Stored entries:
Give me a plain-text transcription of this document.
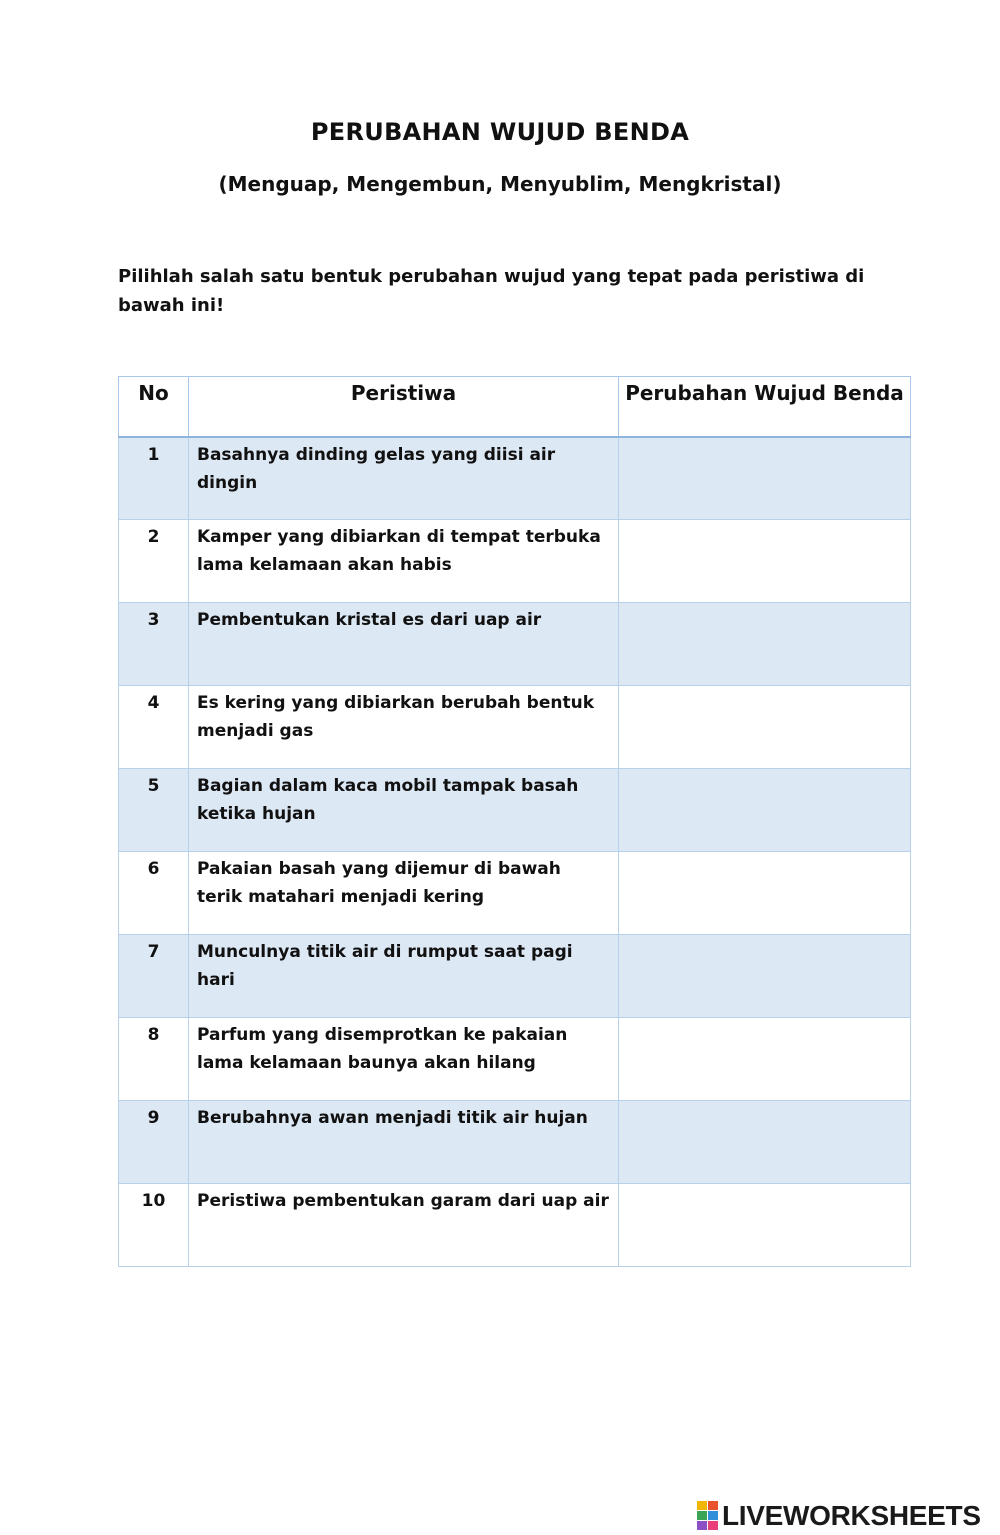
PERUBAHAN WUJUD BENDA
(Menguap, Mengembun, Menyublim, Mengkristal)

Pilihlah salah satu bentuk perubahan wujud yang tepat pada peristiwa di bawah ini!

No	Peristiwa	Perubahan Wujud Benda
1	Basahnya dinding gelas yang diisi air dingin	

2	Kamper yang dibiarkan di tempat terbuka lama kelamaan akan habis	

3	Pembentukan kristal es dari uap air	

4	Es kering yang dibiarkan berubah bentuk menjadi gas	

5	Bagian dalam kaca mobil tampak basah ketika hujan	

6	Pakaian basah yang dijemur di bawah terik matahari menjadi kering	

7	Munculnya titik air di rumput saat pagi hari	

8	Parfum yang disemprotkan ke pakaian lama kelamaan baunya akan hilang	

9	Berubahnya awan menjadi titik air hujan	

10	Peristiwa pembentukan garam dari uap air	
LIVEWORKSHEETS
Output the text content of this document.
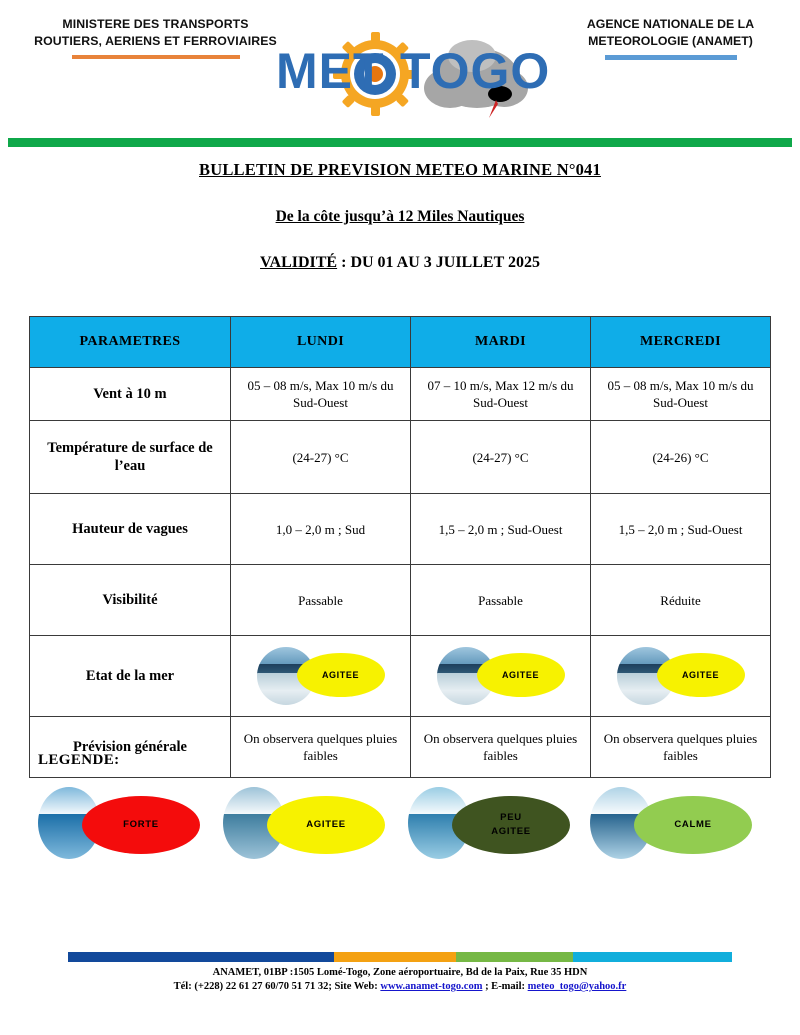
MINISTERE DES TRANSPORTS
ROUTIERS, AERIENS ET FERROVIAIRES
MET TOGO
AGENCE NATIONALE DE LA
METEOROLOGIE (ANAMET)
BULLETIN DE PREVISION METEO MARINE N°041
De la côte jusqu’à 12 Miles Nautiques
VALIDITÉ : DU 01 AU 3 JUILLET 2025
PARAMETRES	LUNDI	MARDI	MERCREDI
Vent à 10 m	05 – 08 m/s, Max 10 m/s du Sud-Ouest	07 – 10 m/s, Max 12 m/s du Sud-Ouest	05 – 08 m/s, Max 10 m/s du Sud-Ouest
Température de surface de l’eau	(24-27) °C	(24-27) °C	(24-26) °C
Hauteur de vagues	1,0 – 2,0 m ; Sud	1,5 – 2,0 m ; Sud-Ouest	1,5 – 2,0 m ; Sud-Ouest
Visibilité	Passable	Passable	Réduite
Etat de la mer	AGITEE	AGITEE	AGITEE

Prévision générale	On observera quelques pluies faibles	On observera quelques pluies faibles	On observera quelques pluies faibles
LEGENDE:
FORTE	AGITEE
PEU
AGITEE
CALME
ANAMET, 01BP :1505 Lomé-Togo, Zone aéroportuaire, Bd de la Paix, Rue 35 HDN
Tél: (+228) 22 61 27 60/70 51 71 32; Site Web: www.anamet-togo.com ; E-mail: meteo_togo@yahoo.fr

==

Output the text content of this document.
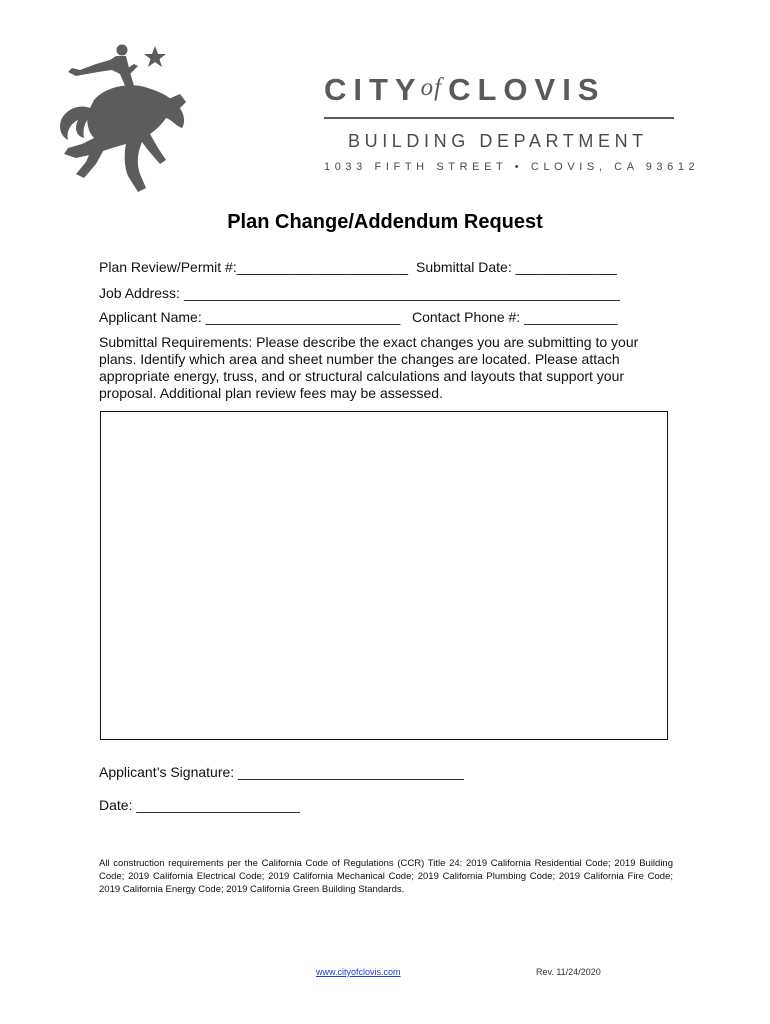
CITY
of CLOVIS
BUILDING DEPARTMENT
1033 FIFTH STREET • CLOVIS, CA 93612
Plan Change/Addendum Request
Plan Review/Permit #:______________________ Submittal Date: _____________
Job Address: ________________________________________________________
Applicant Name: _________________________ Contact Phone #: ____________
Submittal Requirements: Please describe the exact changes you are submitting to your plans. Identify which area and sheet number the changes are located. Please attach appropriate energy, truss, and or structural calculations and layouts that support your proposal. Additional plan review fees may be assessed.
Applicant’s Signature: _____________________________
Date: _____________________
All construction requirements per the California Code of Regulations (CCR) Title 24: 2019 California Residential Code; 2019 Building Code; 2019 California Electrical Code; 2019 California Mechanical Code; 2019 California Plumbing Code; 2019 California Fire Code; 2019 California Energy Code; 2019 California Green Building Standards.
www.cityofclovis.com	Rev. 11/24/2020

---

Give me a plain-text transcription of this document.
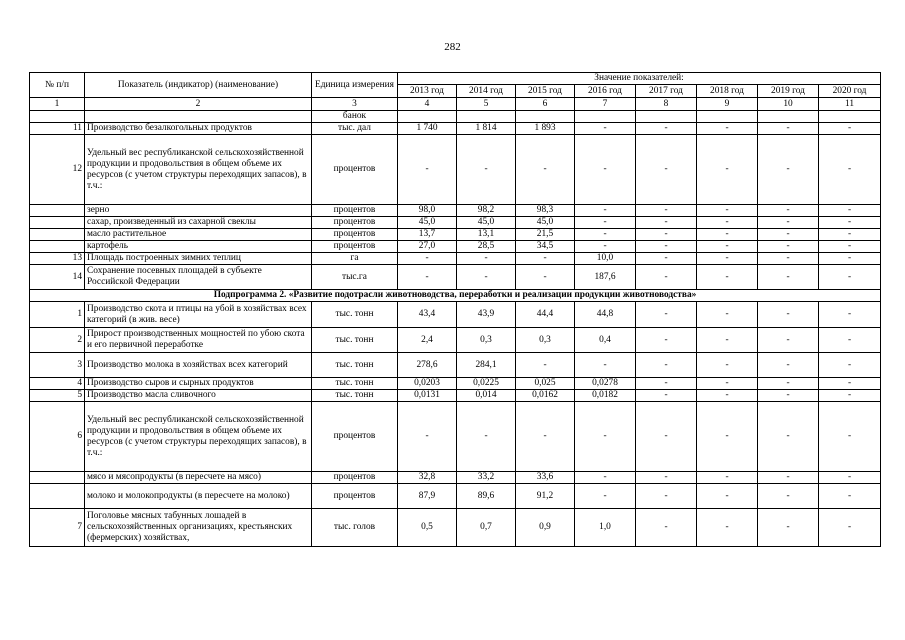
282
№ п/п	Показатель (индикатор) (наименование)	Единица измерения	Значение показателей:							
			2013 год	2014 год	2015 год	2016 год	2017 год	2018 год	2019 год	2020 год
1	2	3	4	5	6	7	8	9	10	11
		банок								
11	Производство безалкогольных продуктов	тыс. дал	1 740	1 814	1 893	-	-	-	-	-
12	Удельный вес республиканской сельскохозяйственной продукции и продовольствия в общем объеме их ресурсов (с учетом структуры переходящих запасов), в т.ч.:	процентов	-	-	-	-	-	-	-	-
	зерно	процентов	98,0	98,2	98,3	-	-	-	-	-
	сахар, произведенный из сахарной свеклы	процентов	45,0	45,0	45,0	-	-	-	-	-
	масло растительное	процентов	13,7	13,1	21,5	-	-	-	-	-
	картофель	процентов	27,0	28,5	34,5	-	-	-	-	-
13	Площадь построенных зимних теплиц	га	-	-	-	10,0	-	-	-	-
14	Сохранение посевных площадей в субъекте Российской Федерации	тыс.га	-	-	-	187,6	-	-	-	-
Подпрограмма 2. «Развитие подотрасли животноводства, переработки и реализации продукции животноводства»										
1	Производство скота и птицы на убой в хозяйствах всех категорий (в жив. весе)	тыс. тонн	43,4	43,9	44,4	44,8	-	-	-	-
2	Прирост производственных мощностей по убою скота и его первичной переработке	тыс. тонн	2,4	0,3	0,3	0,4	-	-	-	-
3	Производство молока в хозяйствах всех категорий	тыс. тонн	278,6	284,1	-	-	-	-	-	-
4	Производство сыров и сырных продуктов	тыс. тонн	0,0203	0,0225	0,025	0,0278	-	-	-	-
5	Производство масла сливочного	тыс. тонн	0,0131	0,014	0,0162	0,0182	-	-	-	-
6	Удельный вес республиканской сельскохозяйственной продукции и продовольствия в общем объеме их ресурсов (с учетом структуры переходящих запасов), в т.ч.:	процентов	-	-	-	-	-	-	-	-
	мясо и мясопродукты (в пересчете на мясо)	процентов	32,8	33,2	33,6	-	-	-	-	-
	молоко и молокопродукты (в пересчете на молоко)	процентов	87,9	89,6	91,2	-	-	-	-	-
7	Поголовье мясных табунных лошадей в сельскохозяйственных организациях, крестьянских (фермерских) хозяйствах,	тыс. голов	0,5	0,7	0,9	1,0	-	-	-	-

### Exercise brief
Pick out the lines containing the string "сельскохозяйственной" and show them.

### Task solution
12	Удельный вес республиканской сельскохозяйственной продукции и продовольствия в общем объеме их ресурсов (с учетом структуры переходящих запасов), в т.ч.:	процентов	-	-	-	-	-	-	-	-
6	Удельный вес республиканской сельскохозяйственной продукции и продовольствия в общем объеме их ресурсов (с учетом структуры переходящих запасов), в т.ч.:	процентов	-	-	-	-	-	-	-	-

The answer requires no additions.